→ Short problem
Could you print all the entries exactly?

======== Data to process ========

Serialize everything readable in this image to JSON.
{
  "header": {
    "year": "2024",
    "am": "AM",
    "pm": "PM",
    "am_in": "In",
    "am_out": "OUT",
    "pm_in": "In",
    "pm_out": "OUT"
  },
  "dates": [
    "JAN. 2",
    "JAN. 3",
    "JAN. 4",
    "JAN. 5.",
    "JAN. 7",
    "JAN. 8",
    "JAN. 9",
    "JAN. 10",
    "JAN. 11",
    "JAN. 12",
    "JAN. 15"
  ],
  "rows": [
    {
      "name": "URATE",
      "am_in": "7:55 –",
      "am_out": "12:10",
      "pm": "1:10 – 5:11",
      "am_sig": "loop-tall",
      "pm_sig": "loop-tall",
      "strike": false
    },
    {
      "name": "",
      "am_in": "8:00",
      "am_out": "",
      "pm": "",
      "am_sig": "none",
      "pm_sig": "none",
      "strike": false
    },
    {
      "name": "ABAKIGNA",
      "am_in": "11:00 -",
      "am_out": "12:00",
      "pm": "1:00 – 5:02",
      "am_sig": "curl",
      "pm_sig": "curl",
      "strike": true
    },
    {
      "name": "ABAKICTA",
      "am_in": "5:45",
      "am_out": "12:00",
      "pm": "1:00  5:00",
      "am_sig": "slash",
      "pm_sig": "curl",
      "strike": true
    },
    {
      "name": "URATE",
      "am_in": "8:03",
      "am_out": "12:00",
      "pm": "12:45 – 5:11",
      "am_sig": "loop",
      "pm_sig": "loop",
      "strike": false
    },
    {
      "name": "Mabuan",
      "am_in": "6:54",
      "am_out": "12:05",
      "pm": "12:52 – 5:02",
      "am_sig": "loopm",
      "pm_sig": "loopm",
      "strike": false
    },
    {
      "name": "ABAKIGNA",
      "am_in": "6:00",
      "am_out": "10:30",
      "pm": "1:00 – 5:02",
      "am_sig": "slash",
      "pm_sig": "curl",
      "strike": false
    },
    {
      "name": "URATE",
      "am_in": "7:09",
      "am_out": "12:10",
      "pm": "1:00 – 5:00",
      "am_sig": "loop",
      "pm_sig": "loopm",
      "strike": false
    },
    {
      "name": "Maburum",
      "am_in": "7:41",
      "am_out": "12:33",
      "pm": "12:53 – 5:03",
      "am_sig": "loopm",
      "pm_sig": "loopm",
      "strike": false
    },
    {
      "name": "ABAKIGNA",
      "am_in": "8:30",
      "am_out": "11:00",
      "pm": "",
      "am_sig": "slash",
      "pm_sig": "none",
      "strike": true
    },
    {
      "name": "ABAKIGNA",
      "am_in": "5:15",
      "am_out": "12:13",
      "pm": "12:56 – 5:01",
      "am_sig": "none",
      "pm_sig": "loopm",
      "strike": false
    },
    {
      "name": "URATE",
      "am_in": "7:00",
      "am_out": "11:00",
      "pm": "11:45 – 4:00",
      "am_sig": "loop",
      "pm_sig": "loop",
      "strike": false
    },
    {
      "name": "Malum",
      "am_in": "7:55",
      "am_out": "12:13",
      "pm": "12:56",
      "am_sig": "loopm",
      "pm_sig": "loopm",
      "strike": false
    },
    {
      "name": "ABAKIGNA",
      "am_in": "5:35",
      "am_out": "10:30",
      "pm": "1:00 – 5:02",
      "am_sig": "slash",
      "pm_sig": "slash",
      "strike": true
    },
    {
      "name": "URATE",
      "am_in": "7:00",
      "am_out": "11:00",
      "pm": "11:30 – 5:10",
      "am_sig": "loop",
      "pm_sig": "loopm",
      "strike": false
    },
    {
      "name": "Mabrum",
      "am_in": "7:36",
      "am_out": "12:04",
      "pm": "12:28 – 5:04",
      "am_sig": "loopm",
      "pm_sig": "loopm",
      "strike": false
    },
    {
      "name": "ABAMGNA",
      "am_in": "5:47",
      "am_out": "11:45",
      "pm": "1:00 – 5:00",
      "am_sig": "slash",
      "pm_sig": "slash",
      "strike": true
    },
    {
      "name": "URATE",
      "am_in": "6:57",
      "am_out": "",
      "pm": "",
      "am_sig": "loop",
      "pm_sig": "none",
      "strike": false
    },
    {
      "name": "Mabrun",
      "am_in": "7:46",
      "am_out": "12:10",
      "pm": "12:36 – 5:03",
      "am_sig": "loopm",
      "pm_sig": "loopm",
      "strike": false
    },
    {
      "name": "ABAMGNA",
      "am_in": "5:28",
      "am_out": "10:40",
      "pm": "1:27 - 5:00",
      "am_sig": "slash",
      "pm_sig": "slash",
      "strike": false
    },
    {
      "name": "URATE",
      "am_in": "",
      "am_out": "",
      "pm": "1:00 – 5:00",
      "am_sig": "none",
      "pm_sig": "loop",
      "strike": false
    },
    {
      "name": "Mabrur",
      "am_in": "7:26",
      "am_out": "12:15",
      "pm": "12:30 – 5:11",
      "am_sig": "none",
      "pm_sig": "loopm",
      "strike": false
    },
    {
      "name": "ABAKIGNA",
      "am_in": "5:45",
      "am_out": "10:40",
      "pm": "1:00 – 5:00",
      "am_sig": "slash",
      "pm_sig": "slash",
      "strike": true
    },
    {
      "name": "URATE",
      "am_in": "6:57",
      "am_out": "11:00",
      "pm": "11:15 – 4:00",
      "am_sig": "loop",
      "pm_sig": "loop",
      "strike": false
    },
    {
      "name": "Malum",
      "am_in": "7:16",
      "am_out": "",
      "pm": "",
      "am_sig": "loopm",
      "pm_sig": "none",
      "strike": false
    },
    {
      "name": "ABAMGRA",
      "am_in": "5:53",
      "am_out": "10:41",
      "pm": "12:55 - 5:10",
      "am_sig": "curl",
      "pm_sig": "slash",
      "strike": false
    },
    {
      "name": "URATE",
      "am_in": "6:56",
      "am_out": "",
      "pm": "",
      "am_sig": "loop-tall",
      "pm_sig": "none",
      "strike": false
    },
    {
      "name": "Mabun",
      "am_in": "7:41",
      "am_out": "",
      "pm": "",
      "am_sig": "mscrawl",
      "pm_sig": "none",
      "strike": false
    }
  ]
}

========

→ Task result
Serialize everything readable in this image to JSON.
{
  "header": {
    "year": "2024",
    "am": "AM",
    "pm": "PM",
    "am_in": "In",
    "am_out": "OUT",
    "pm_in": "In",
    "pm_out": "OUT"
  },
  "dates": [
    "JAN. 2",
    "JAN. 3",
    "JAN. 4",
    "JAN. 5.",
    "JAN. 7",
    "JAN. 8",
    "JAN. 9",
    "JAN. 10",
    "JAN. 11",
    "JAN. 12",
    "JAN. 15"
  ],
  "rows": [
    {
      "name": "URATE",
      "am_in": "7:55 –",
      "am_out": "12:10",
      "pm": "1:10 – 5:11",
      "am_sig": "loop-tall",
      "pm_sig": "loop-tall",
      "strike": false
    },
    {
      "name": "",
      "am_in": "8:00",
      "am_out": "",
      "pm": "",
      "am_sig": "none",
      "pm_sig": "none",
      "strike": false
    },
    {
      "name": "ABAKIGNA",
      "am_in": "11:00 -",
      "am_out": "12:00",
      "pm": "1:00 – 5:02",
      "am_sig": "curl",
      "pm_sig": "curl",
      "strike": true
    },
    {
      "name": "ABAKICTA",
      "am_in": "5:45",
      "am_out": "12:00",
      "pm": "1:00  5:00",
      "am_sig": "slash",
      "pm_sig": "curl",
      "strike": true
    },
    {
      "name": "URATE",
      "am_in": "8:03",
      "am_out": "12:00",
      "pm": "12:45 – 5:11",
      "am_sig": "loop",
      "pm_sig": "loop",
      "strike": false
    },
    {
      "name": "Mabuan",
      "am_in": "6:54",
      "am_out": "12:05",
      "pm": "12:52 – 5:02",
      "am_sig": "loopm",
      "pm_sig": "loopm",
      "strike": false
    },
    {
      "name": "ABAKIGNA",
      "am_in": "6:00",
      "am_out": "10:30",
      "pm": "1:00 – 5:02",
      "am_sig": "slash",
      "pm_sig": "curl",
      "strike": false
    },
    {
      "name": "URATE",
      "am_in": "7:09",
      "am_out": "12:10",
      "pm": "1:00 – 5:00",
      "am_sig": "loop",
      "pm_sig": "loopm",
      "strike": false
    },
    {
      "name": "Maburum",
      "am_in": "7:41",
      "am_out": "12:33",
      "pm": "12:53 – 5:03",
      "am_sig": "loopm",
      "pm_sig": "loopm",
      "strike": false
    },
    {
      "name": "ABAKIGNA",
      "am_in": "8:30",
      "am_out": "11:00",
      "pm": "",
      "am_sig": "slash",
      "pm_sig": "none",
      "strike": true
    },
    {
      "name": "ABAKIGNA",
      "am_in": "5:15",
      "am_out": "12:13",
      "pm": "12:56 – 5:01",
      "am_sig": "none",
      "pm_sig": "loopm",
      "strike": false
    },
    {
      "name": "URATE",
      "am_in": "7:00",
      "am_out": "11:00",
      "pm": "11:45 – 4:00",
      "am_sig": "loop",
      "pm_sig": "loop",
      "strike": false
    },
    {
      "name": "Malum",
      "am_in": "7:55",
      "am_out": "12:13",
      "pm": "12:56",
      "am_sig": "loopm",
      "pm_sig": "loopm",
      "strike": false
    },
    {
      "name": "ABAKIGNA",
      "am_in": "5:35",
      "am_out": "10:30",
      "pm": "1:00 – 5:02",
      "am_sig": "slash",
      "pm_sig": "slash",
      "strike": true
    },
    {
      "name": "URATE",
      "am_in": "7:00",
      "am_out": "11:00",
      "pm": "11:30 – 5:10",
      "am_sig": "loop",
      "pm_sig": "loopm",
      "strike": false
    },
    {
      "name": "Mabrum",
      "am_in": "7:36",
      "am_out": "12:04",
      "pm": "12:28 – 5:04",
      "am_sig": "loopm",
      "pm_sig": "loopm",
      "strike": false
    },
    {
      "name": "ABAMGNA",
      "am_in": "5:47",
      "am_out": "11:45",
      "pm": "1:00 – 5:00",
      "am_sig": "slash",
      "pm_sig": "slash",
      "strike": true
    },
    {
      "name": "URATE",
      "am_in": "6:57",
      "am_out": "",
      "pm": "",
      "am_sig": "loop",
      "pm_sig": "none",
      "strike": false
    },
    {
      "name": "Mabrun",
      "am_in": "7:46",
      "am_out": "12:10",
      "pm": "12:36 – 5:03",
      "am_sig": "loopm",
      "pm_sig": "loopm",
      "strike": false
    },
    {
      "name": "ABAMGNA",
      "am_in": "5:28",
      "am_out": "10:40",
      "pm": "1:27 - 5:00",
      "am_sig": "slash",
      "pm_sig": "slash",
      "strike": false
    },
    {
      "name": "URATE",
      "am_in": "",
      "am_out": "",
      "pm": "1:00 – 5:00",
      "am_sig": "none",
      "pm_sig": "loop",
      "strike": false
    },
    {
      "name": "Mabrur",
      "am_in": "7:26",
      "am_out": "12:15",
      "pm": "12:30 – 5:11",
      "am_sig": "none",
      "pm_sig": "loopm",
      "strike": false
    },
    {
      "name": "ABAKIGNA",
      "am_in": "5:45",
      "am_out": "10:40",
      "pm": "1:00 – 5:00",
      "am_sig": "slash",
      "pm_sig": "slash",
      "strike": true
    },
    {
      "name": "URATE",
      "am_in": "6:57",
      "am_out": "11:00",
      "pm": "11:15 – 4:00",
      "am_sig": "loop",
      "pm_sig": "loop",
      "strike": false
    },
    {
      "name": "Malum",
      "am_in": "7:16",
      "am_out": "",
      "pm": "",
      "am_sig": "loopm",
      "pm_sig": "none",
      "strike": false
    },
    {
      "name": "ABAMGRA",
      "am_in": "5:53",
      "am_out": "10:41",
      "pm": "12:55 - 5:10",
      "am_sig": "curl",
      "pm_sig": "slash",
      "strike": false
    },
    {
      "name": "URATE",
      "am_in": "6:56",
      "am_out": "",
      "pm": "",
      "am_sig": "loop-tall",
      "pm_sig": "none",
      "strike": false
    },
    {
      "name": "Mabun",
      "am_in": "7:41",
      "am_out": "",
      "pm": "",
      "am_sig": "mscrawl",
      "pm_sig": "none",
      "strike": false
    }
  ]
}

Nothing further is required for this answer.